> [Prompt]
Please retype the data in full and exactly; the pictures are not part of the copy.

> [Recorded data]
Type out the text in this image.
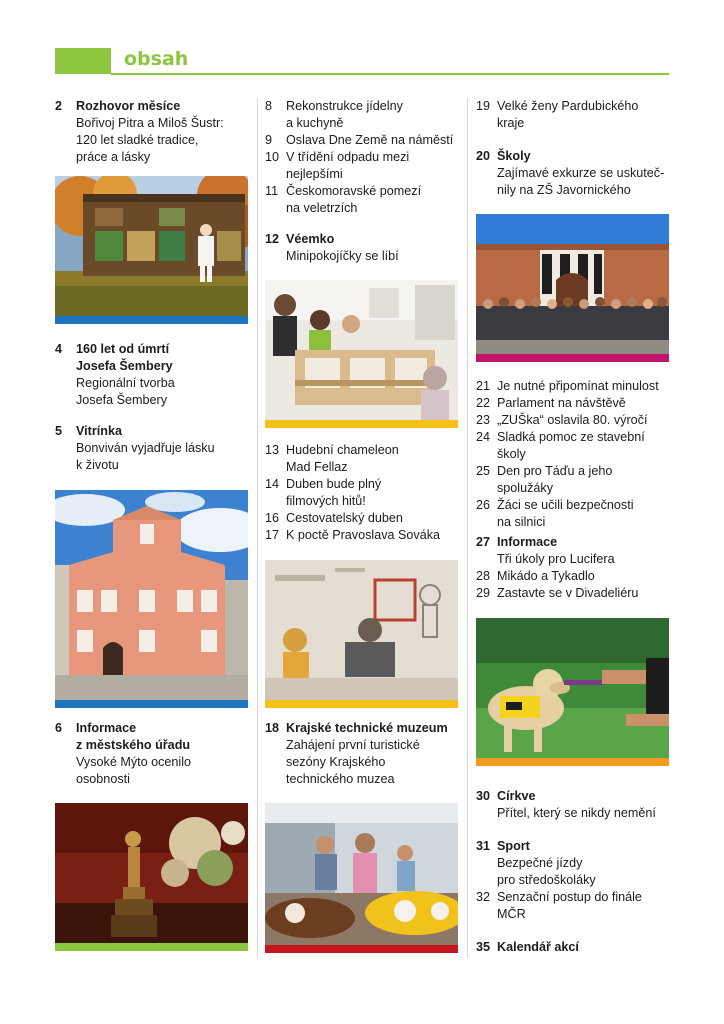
obsah
2	Rozhovor měsíce
Bořivoj Pitra a Miloš Šustr:
120 let sladké tradice,
práce a lásky
4	160 let od úmrtí
Josefa Šembery
Regionální tvorba
Josefa Šembery
5	Vitrínka
Bonviván vyjadřuje lásku
k životu
6	Informace
z městského úřadu
Vysoké Mýto ocenilo
osobnosti
8	Rekonstrukce jídelny
a kuchyně
9	Oslava Dne Země na náměstí
10 V třídění odpadu mezi
nejlepšími
11 Českomoravské pomezí
na veletrzích
12 Véemko
Minipokojíčky se líbí
13 Hudební chameleon
Mad Fellaz
14 Duben bude plný
filmových hitů!
16 Cestovatelský duben
17 K poctě Pravoslava Sováka
18 Krajské technické muzeum
Zahájení první turistické
sezóny Krajského
technického muzea
19 Velké ženy Pardubického
kraje
20 Školy
Zajímavé exkurze se uskuteč-
nily na ZŠ Javornického
21 Je nutné připomínat minulost
22 Parlament na návštěvě
23 „ZUŠka“ oslavila 80. výročí
24 Sladká pomoc ze stavební
školy
25 Den pro Táďu a jeho spolužáky
26 Žáci se učili bezpečnosti
na silnici
27 Informace
Tři úkoly pro Lucifera
28 Mikádo a Tykadlo
29 Zastavte se v Divadeliéru
30 Církve
Přítel, který se nikdy nemění
31 Sport
Bezpečné jízdy
pro středoškoláky
32 Senzační postup do finále
MČR
35 Kalendář akcí
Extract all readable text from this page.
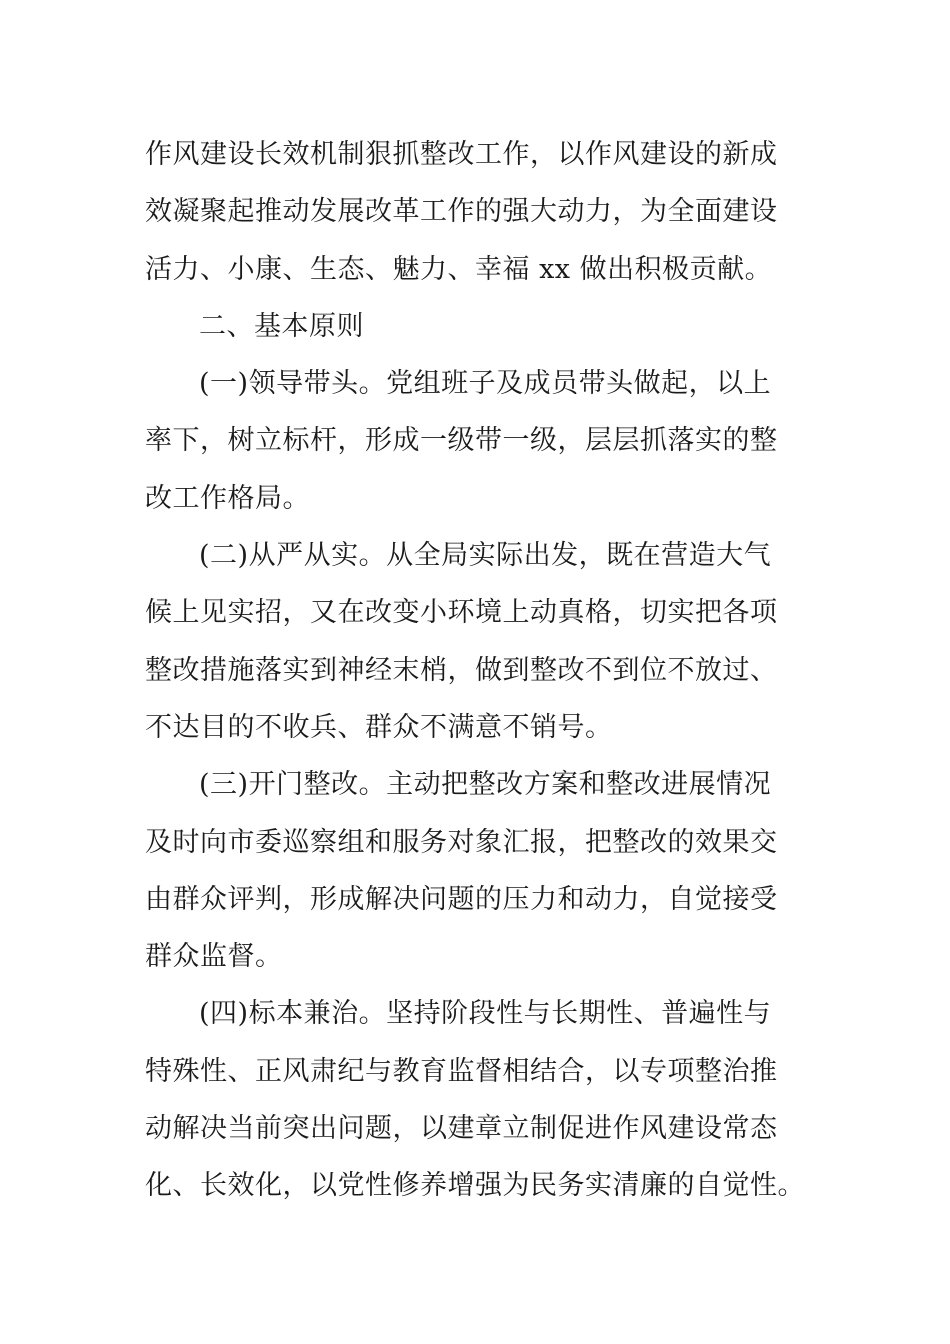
作风建设长效机制狠抓整改工作，以作风建设的新成
效凝聚起推动发展改革工作的强大动力，为全面建设
活力、小康、生态、魅力、幸福 xx 做出积极贡献。
二、基本原则
(一)领导带头。党组班子及成员带头做起，以上
率下，树立标杆，形成一级带一级，层层抓落实的整
改工作格局。
(二)从严从实。从全局实际出发，既在营造大气
候上见实招，又在改变小环境上动真格，切实把各项
整改措施落实到神经末梢，做到整改不到位不放过、
不达目的不收兵、群众不满意不销号。
(三)开门整改。主动把整改方案和整改进展情况
及时向市委巡察组和服务对象汇报，把整改的效果交
由群众评判，形成解决问题的压力和动力，自觉接受
群众监督。
(四)标本兼治。坚持阶段性与长期性、普遍性与
特殊性、正风肃纪与教育监督相结合，以专项整治推
动解决当前突出问题，以建章立制促进作风建设常态
化、长效化，以党性修养增强为民务实清廉的自觉性。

> [Result of the exercise]
Type out the text in this image.
obsah
2	Rozhovor měsíce
Bořivoj Pitra a Miloš Šustr:
120 let sladké tradice,
práce a lásky
4	160 let od úmrtí
Josefa Šembery
Regionální tvorba
Josefa Šembery
5	Vitrínka
Bonviván vyjadřuje lásku
k životu
6	Informace
z městského úřadu
Vysoké Mýto ocenilo
osobnosti
8	Rekonstrukce jídelny
a kuchyně
9	Oslava Dne Země na náměstí
10 V třídění odpadu mezi
nejlepšími
11 Českomoravské pomezí
na veletrzích
12 Véemko
Minipokojíčky se líbí
13 Hudební chameleon
Mad Fellaz
14 Duben bude plný
filmových hitů!
16 Cestovatelský duben
17 K poctě Pravoslava Sováka
18 Krajské technické muzeum
Zahájení první turistické
sezóny Krajského
technického muzea
19 Velké ženy Pardubického
kraje
20 Školy
Zajímavé exkurze se uskuteč-
nily na ZŠ Javornického
21 Je nutné připomínat minulost
22 Parlament na návštěvě
23 „ZUŠka“ oslavila 80. výročí
24 Sladká pomoc ze stavební
školy
25 Den pro Táďu a jeho spolužáky
26 Žáci se učili bezpečnosti
na silnici
27 Informace
Tři úkoly pro Lucifera
28 Mikádo a Tykadlo
29 Zastavte se v Divadeliéru
30 Církve
Přítel, který se nikdy nemění
31 Sport
Bezpečné jízdy
pro středoškoláky
32 Senzační postup do finále
MČR
35 Kalendář akcí
Extract all readable text from this page.
作风建设长效机制狠抓整改工作，以作风建设的新成
效凝聚起推动发展改革工作的强大动力，为全面建设
活力、小康、生态、魅力、幸福 xx 做出积极贡献。
二、基本原则
(一)领导带头。党组班子及成员带头做起，以上
率下，树立标杆，形成一级带一级，层层抓落实的整
改工作格局。
(二)从严从实。从全局实际出发，既在营造大气
候上见实招，又在改变小环境上动真格，切实把各项
整改措施落实到神经末梢，做到整改不到位不放过、
不达目的不收兵、群众不满意不销号。
(三)开门整改。主动把整改方案和整改进展情况
及时向市委巡察组和服务对象汇报，把整改的效果交
由群众评判，形成解决问题的压力和动力，自觉接受
群众监督。
(四)标本兼治。坚持阶段性与长期性、普遍性与
特殊性、正风肃纪与教育监督相结合，以专项整治推
动解决当前突出问题，以建章立制促进作风建设常态
化、长效化，以党性修养增强为民务实清廉的自觉性。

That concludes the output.